| What to work on |
A. Answer each question from the Imagen Video text, using the matching labels (i), (ii) and (iii).
(i) At how many frames per second is the first video produced from the input text prompt?
(ii) How long, in seconds, is the final video?
(iii) How many video-text pairs are in the internal dataset used for training?
B. Render the lines of the entries from their start through the line containing "media-player-classic-audio-file-icon: 321 xyxy=(487,159,509,181)", inclusive, as a JSON list of strings with one string per line.

| Supplied text |
_ _ _

Here are some examples of Imagen videos generated with the indicated written prompts below each.

An astronaut riding a horse. Flying through an intense battle between pirate ships in a stormy ocean.

A Panda Eating Bamboo On a Rock. View of a castle with fantastically high towers reaching into the clouds in a hilly forest at dawn.

The Imagen system generates a a 16-frame, three-frames-per-second video at 24-by-48-pixel resolution from the input text prompt. In a subsequent “cascade” of steps, it simulates additional frames at higher resolutions, finally producing a 128-frame, 24-frames-per-second video at 720p (1280×768) that is 5.3 seconds in length.

Imagen has some unique abilities, including creating works that are similar to those from famous painters such as Vincent van Gogh, rotating 3D objects without distorting their shape, and various animation styles.

Imagen is what is known as a “diffusion” model, and competitive activity in this area is growing rapidly. Apart form the aforementioned tool from Meta, other rivals include Phenaki and DreamFusion.

The model was trained on a combination of an internal dataset consisting of 14 million video-text pairs and 60 million image-text pairs, and the publicly available LAION-400M image-text dataset.

Caveat

Google warns in its research paper: “Imagen Video and its frozen T5-XXL text encoder were trained on problematic data… While our internal testing suggests much of explicit and violent content can be filtered out, there still exists social biases and stereotypes which are challenging to detect and filter.”

“We have decided not to release the Imagen Video model or its source code until these concerns are mitigated.”

_ _ _

| Given records |
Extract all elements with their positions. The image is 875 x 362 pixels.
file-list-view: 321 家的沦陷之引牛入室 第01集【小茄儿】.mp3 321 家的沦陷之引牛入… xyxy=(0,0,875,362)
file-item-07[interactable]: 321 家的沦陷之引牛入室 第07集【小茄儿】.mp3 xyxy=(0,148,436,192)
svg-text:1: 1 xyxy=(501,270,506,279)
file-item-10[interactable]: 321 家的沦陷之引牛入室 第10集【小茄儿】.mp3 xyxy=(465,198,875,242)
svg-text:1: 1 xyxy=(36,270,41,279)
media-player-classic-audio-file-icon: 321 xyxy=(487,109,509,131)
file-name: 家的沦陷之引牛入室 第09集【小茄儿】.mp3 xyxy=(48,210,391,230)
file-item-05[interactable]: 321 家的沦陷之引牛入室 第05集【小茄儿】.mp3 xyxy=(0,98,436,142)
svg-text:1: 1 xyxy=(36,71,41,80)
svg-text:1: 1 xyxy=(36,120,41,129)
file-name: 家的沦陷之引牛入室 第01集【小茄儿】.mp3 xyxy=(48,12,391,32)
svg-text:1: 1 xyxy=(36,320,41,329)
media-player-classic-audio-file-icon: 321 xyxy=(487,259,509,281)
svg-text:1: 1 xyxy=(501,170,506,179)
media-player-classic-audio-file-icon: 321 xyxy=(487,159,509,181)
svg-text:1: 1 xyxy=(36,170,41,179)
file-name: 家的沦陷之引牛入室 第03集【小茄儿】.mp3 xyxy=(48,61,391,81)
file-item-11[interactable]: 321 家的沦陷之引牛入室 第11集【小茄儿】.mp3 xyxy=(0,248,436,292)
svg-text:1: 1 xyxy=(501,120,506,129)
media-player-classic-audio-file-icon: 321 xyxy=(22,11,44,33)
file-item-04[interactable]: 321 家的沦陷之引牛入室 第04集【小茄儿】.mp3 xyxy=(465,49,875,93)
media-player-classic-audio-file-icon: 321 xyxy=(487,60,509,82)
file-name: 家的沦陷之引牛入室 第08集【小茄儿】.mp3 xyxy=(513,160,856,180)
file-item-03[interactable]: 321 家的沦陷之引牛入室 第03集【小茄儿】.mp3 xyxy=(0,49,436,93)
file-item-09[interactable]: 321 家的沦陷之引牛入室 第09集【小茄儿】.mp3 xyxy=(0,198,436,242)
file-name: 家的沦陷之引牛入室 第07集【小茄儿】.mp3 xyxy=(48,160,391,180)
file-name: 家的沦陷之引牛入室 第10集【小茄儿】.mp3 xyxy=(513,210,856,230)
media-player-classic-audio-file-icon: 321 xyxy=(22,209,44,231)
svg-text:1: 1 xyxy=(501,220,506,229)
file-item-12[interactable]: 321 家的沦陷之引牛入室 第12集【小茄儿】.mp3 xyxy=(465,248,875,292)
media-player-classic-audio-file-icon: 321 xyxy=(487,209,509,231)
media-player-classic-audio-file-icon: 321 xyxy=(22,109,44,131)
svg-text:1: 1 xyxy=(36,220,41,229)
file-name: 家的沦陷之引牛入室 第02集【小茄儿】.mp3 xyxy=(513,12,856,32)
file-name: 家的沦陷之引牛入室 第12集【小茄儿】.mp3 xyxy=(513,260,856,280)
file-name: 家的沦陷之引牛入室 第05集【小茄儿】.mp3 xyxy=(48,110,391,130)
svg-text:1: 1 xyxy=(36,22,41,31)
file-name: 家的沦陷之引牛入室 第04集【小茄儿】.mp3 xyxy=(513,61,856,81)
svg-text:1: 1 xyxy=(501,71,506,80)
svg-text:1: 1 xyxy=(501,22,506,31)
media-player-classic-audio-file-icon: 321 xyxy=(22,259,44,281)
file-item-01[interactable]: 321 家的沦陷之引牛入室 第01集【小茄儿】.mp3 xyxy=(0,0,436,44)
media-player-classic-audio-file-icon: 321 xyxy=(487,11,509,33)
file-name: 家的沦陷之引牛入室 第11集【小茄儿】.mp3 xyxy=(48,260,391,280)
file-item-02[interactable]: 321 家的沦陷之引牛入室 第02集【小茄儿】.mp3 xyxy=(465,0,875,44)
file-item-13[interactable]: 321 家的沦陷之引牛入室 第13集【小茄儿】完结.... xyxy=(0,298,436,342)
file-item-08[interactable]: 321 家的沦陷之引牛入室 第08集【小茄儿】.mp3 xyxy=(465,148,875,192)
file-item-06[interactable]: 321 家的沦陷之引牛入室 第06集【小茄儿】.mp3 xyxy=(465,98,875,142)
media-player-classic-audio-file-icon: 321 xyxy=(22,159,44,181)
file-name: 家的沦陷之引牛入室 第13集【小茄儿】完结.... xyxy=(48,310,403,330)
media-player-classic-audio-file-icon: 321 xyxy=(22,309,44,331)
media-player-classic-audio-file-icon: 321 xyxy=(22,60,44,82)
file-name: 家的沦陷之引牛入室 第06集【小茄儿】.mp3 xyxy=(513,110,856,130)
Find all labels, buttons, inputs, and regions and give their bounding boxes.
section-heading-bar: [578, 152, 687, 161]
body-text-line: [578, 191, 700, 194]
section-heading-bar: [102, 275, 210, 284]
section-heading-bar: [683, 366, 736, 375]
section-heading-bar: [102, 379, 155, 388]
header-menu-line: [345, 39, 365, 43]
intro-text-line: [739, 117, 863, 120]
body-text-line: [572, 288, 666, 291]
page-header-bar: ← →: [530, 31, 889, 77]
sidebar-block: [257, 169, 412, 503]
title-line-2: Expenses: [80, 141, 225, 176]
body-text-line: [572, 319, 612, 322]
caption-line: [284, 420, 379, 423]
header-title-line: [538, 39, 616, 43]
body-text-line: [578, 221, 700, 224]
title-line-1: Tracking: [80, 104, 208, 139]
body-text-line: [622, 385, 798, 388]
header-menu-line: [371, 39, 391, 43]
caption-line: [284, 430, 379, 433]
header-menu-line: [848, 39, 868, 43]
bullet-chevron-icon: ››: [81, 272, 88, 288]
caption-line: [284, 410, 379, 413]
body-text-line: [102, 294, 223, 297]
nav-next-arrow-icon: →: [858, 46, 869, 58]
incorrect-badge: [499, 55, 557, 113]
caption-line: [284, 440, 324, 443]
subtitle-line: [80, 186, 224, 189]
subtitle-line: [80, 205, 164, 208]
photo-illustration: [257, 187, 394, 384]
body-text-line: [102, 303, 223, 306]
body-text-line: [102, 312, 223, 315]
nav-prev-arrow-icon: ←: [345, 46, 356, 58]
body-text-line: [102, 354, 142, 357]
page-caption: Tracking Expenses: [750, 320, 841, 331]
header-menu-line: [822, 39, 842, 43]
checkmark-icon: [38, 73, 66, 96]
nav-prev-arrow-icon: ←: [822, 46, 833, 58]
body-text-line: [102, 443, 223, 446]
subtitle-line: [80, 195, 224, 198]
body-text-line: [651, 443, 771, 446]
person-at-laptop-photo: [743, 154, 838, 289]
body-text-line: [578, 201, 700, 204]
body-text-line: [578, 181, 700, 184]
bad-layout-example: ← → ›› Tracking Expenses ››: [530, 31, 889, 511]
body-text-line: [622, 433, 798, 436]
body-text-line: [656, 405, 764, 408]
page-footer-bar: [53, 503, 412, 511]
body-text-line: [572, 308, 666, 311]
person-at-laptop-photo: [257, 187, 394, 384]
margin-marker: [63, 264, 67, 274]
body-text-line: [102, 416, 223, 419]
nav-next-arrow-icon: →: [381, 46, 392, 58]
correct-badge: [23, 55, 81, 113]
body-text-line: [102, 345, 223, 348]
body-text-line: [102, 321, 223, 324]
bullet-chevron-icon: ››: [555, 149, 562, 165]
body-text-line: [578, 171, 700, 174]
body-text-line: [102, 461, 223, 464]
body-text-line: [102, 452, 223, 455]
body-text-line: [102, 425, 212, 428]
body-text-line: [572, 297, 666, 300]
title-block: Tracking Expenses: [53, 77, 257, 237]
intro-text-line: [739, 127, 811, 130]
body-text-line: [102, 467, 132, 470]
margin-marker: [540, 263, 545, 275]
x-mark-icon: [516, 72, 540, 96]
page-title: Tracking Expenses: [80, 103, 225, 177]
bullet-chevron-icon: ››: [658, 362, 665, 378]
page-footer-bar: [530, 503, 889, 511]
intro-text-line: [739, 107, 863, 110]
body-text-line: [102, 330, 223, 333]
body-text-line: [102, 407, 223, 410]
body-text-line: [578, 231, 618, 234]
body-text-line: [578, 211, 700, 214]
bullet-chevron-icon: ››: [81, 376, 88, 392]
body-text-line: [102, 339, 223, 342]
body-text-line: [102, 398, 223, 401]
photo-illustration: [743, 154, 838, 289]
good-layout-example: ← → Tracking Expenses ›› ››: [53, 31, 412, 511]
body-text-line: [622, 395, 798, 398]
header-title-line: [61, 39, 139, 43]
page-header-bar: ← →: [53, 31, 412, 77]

_ _ _

| Final results |
A.
(i) Three frames per second.
(ii) 5.3 seconds.
(iii) 14 million.

B.
[
  "Extract all elements with their positions. The image is 875 x 362 pixels.",
  "file-list-view: 321 家的沦陷之引牛入室 第01集【小茄儿】.mp3 321 家的沦陷之引牛入… xyxy=(0,0,875,362)",
  "file-item-07[interactable]: 321 家的沦陷之引牛入室 第07集【小茄儿】.mp3 xyxy=(0,148,436,192)",
  "svg-text:1: 1 xyxy=(501,270,506,279)",
  "file-item-10[interactable]: 321 家的沦陷之引牛入室 第10集【小茄儿】.mp3 xyxy=(465,198,875,242)",
  "svg-text:1: 1 xyxy=(36,270,41,279)",
  "media-player-classic-audio-file-icon: 321 xyxy=(487,109,509,131)",
  "file-name: 家的沦陷之引牛入室 第09集【小茄儿】.mp3 xyxy=(48,210,391,230)",
  "file-item-05[interactable]: 321 家的沦陷之引牛入室 第05集【小茄儿】.mp3 xyxy=(0,98,436,142)",
  "svg-text:1: 1 xyxy=(36,71,41,80)",
  "svg-text:1: 1 xyxy=(36,120,41,129)",
  "file-name: 家的沦陷之引牛入室 第01集【小茄儿】.mp3 xyxy=(48,12,391,32)",
  "svg-text:1: 1 xyxy=(36,320,41,329)",
  "media-player-classic-audio-file-icon: 321 xyxy=(487,259,509,281)",
  "svg-text:1: 1 xyxy=(501,170,506,179)",
  "media-player-classic-audio-file-icon: 321 xyxy=(487,159,509,181)"
]